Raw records
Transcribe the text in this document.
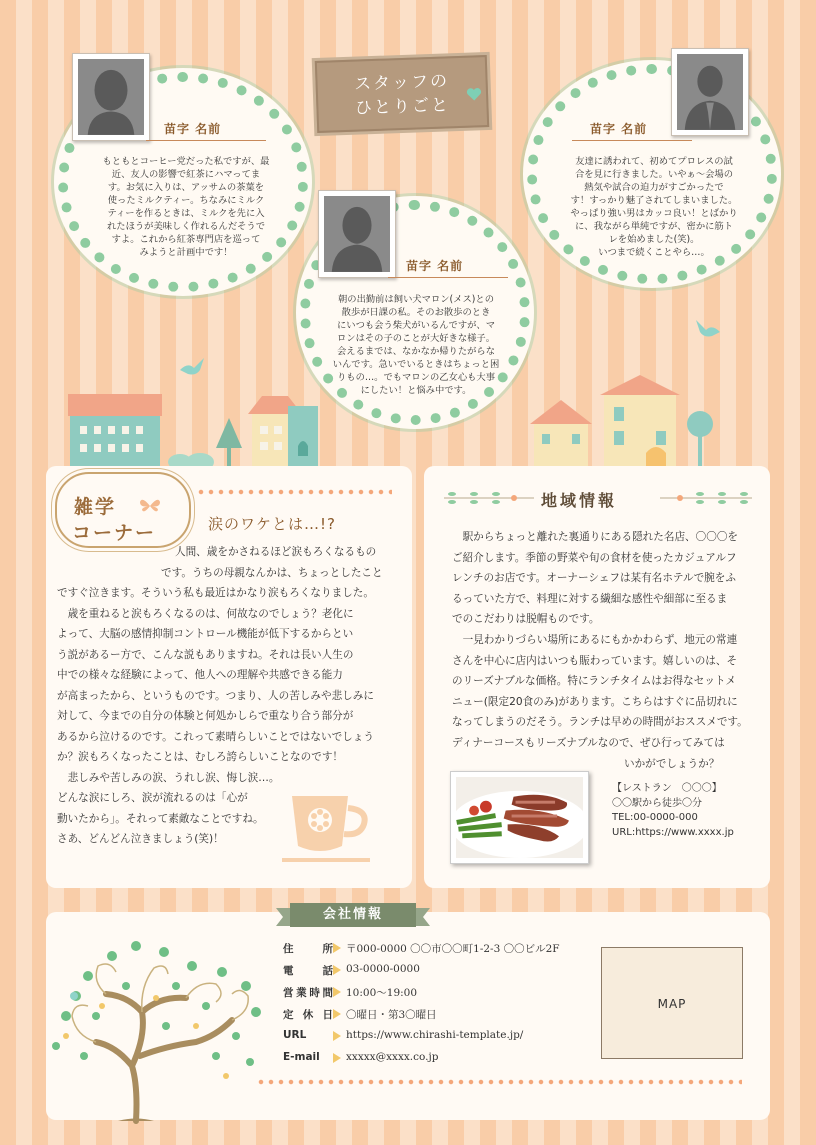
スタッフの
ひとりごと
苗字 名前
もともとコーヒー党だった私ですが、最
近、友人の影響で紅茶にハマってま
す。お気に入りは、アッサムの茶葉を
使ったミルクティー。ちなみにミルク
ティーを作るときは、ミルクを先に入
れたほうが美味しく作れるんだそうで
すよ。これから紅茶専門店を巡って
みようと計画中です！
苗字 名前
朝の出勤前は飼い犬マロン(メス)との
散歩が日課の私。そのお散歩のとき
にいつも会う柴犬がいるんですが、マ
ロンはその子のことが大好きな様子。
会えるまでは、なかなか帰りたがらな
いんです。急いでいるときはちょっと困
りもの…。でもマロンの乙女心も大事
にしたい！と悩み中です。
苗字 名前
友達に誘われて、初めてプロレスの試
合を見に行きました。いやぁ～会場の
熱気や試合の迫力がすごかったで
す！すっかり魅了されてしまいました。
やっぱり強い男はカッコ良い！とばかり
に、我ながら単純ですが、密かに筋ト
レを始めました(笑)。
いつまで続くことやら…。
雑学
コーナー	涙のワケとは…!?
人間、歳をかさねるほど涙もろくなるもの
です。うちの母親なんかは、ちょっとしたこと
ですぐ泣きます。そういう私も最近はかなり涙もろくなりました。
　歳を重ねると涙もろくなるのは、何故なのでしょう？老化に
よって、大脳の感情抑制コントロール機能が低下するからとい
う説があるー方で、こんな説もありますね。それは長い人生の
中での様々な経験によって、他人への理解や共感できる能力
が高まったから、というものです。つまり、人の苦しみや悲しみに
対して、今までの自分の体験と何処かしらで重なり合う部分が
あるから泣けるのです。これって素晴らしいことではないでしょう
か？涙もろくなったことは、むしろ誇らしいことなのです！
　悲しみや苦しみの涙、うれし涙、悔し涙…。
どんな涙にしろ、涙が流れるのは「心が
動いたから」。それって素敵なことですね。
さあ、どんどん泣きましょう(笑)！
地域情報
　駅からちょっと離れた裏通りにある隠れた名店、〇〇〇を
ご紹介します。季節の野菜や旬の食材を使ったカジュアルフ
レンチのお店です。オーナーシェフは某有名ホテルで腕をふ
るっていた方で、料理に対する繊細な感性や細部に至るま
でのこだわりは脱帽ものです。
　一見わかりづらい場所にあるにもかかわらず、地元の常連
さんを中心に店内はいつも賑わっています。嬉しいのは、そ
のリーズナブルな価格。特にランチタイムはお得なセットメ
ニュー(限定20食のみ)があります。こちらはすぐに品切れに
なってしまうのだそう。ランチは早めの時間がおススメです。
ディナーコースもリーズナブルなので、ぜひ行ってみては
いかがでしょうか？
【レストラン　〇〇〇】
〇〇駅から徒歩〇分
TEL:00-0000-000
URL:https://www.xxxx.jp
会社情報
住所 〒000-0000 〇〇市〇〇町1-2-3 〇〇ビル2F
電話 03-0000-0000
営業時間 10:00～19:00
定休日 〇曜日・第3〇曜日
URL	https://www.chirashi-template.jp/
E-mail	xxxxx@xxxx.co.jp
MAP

* * *

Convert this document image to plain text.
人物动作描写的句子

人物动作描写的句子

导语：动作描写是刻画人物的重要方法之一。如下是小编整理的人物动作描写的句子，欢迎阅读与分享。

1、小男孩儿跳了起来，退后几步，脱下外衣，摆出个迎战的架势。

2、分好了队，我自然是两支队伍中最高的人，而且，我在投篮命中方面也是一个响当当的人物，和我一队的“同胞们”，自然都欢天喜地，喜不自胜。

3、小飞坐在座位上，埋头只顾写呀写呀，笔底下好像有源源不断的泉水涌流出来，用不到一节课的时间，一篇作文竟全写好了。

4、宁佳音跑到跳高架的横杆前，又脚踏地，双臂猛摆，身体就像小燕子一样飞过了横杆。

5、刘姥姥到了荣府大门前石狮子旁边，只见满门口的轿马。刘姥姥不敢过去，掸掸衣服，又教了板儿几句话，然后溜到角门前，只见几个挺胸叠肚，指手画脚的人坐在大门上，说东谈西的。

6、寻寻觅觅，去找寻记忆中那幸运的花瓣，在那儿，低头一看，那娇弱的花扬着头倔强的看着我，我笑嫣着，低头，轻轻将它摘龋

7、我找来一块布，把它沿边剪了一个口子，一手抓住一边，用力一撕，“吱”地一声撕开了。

==

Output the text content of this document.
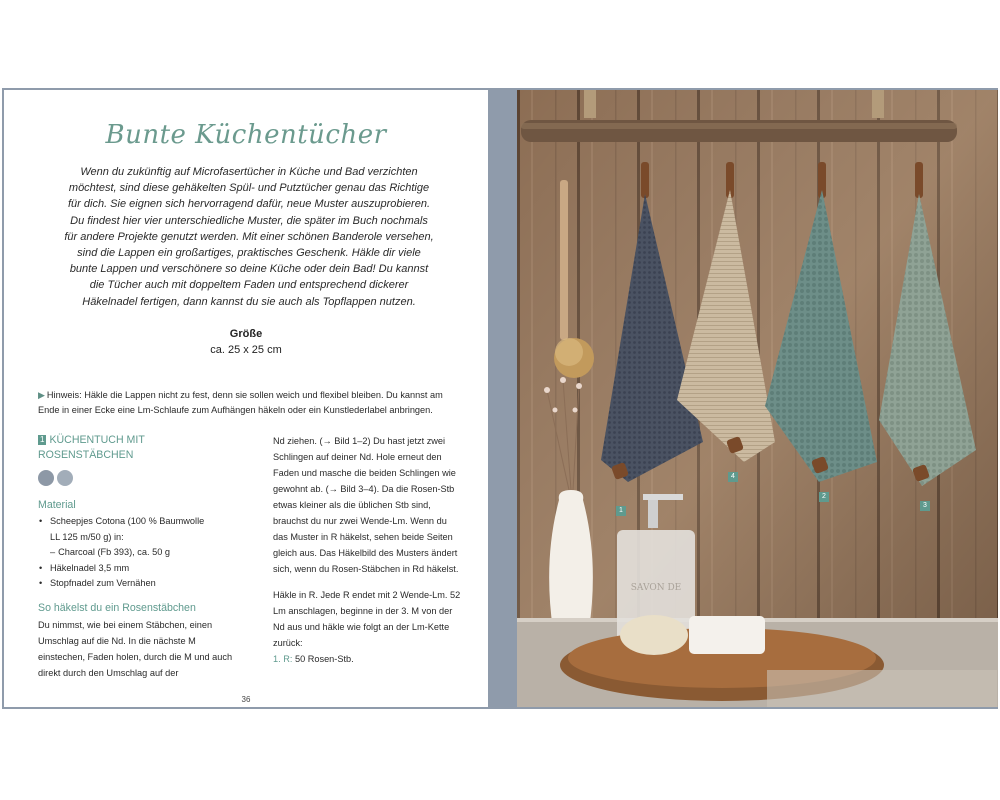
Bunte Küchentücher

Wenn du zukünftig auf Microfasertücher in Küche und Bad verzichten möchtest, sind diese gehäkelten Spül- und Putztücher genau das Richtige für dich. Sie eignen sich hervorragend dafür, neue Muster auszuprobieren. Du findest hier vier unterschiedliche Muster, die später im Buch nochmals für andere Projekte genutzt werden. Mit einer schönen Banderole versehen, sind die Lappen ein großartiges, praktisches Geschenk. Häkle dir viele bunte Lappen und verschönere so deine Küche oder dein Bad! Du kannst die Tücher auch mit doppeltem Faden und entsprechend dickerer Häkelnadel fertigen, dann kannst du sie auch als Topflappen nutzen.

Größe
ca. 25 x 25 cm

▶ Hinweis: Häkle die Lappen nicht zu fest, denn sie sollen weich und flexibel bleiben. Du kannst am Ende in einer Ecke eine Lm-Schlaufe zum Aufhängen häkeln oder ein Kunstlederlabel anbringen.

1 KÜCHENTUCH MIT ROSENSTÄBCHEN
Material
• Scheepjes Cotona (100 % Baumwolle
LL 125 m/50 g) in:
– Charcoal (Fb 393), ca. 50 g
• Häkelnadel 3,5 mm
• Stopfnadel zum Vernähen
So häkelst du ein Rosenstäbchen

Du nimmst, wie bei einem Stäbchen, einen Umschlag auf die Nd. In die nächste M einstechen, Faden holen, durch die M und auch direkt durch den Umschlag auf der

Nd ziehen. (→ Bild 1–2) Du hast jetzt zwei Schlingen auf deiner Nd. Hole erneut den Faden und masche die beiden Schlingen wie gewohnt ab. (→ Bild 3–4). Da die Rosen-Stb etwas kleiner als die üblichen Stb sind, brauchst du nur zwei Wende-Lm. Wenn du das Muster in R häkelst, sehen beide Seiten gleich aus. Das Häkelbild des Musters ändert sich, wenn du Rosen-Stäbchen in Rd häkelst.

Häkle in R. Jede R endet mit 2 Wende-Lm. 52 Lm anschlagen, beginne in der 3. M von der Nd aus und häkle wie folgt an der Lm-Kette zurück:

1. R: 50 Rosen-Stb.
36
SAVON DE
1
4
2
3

* **Aim of the task**
Pull every line containing "this" from the data.

* **Full answer**
Transcribe the text in this document.
Convert this document image to plain text.
Output the text content of this document.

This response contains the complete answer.